**TASK TO CARRY OUT:** Would you restate all the data that follows, word for word?

**GIVEN RECORDS:**
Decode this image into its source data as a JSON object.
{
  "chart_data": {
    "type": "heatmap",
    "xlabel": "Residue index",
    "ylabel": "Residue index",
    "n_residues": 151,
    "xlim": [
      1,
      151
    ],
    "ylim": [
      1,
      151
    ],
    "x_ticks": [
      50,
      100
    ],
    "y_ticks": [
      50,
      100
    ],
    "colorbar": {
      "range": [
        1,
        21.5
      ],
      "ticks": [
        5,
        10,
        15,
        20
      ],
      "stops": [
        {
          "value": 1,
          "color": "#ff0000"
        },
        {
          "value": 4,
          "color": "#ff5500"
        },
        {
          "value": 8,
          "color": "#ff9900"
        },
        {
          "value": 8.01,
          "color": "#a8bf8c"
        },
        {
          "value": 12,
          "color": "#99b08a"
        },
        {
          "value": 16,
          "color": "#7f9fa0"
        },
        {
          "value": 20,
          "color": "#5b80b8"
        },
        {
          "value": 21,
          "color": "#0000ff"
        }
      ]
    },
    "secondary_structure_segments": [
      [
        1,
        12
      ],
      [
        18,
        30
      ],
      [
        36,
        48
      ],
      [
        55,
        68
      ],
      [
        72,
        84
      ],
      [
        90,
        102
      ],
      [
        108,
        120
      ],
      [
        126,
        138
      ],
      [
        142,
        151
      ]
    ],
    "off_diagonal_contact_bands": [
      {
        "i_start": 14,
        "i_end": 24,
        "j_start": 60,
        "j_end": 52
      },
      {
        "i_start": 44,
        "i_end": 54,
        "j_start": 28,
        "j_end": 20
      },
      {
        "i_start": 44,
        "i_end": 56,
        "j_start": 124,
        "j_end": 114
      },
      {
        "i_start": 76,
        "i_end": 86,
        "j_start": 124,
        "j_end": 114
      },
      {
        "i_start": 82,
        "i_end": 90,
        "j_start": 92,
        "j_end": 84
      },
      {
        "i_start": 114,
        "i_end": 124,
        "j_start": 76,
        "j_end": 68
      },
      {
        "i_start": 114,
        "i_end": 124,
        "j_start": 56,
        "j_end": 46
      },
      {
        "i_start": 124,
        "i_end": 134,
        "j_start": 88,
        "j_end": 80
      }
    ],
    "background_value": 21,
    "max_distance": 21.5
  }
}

**EXERCISE OUTPUT:**
Decode this image into its source data as a JSON object.
{
  "chart_data": {
    "type": "heatmap",
    "xlabel": "Residue index",
    "ylabel": "Residue index",
    "n_residues": 151,
    "xlim": [
      1,
      151
    ],
    "ylim": [
      1,
      151
    ],
    "x_ticks": [
      50,
      100
    ],
    "y_ticks": [
      50,
      100
    ],
    "colorbar": {
      "range": [
        1,
        21.5
      ],
      "ticks": [
        5,
        10,
        15,
        20
      ],
      "stops": [
        {
          "value": 1,
          "color": "#ff0000"
        },
        {
          "value": 4,
          "color": "#ff5500"
        },
        {
          "value": 8,
          "color": "#ff9900"
        },
        {
          "value": 8.01,
          "color": "#a8bf8c"
        },
        {
          "value": 12,
          "color": "#99b08a"
        },
        {
          "value": 16,
          "color": "#7f9fa0"
        },
        {
          "value": 20,
          "color": "#5b80b8"
        },
        {
          "value": 21,
          "color": "#0000ff"
        }
      ]
    },
    "secondary_structure_segments": [
      [
        1,
        12
      ],
      [
        18,
        30
      ],
      [
        36,
        48
      ],
      [
        55,
        68
      ],
      [
        72,
        84
      ],
      [
        90,
        102
      ],
      [
        108,
        120
      ],
      [
        126,
        138
      ],
      [
        142,
        151
      ]
    ],
    "off_diagonal_contact_bands": [
      {
        "i_start": 14,
        "i_end": 24,
        "j_start": 60,
        "j_end": 52
      },
      {
        "i_start": 44,
        "i_end": 54,
        "j_start": 28,
        "j_end": 20
      },
      {
        "i_start": 44,
        "i_end": 56,
        "j_start": 124,
        "j_end": 114
      },
      {
        "i_start": 76,
        "i_end": 86,
        "j_start": 124,
        "j_end": 114
      },
      {
        "i_start": 82,
        "i_end": 90,
        "j_start": 92,
        "j_end": 84
      },
      {
        "i_start": 114,
        "i_end": 124,
        "j_start": 76,
        "j_end": 68
      },
      {
        "i_start": 114,
        "i_end": 124,
        "j_start": 56,
        "j_end": 46
      },
      {
        "i_start": 124,
        "i_end": 134,
        "j_start": 88,
        "j_end": 80
      }
    ],
    "background_value": 21,
    "max_distance": 21.5
  }
}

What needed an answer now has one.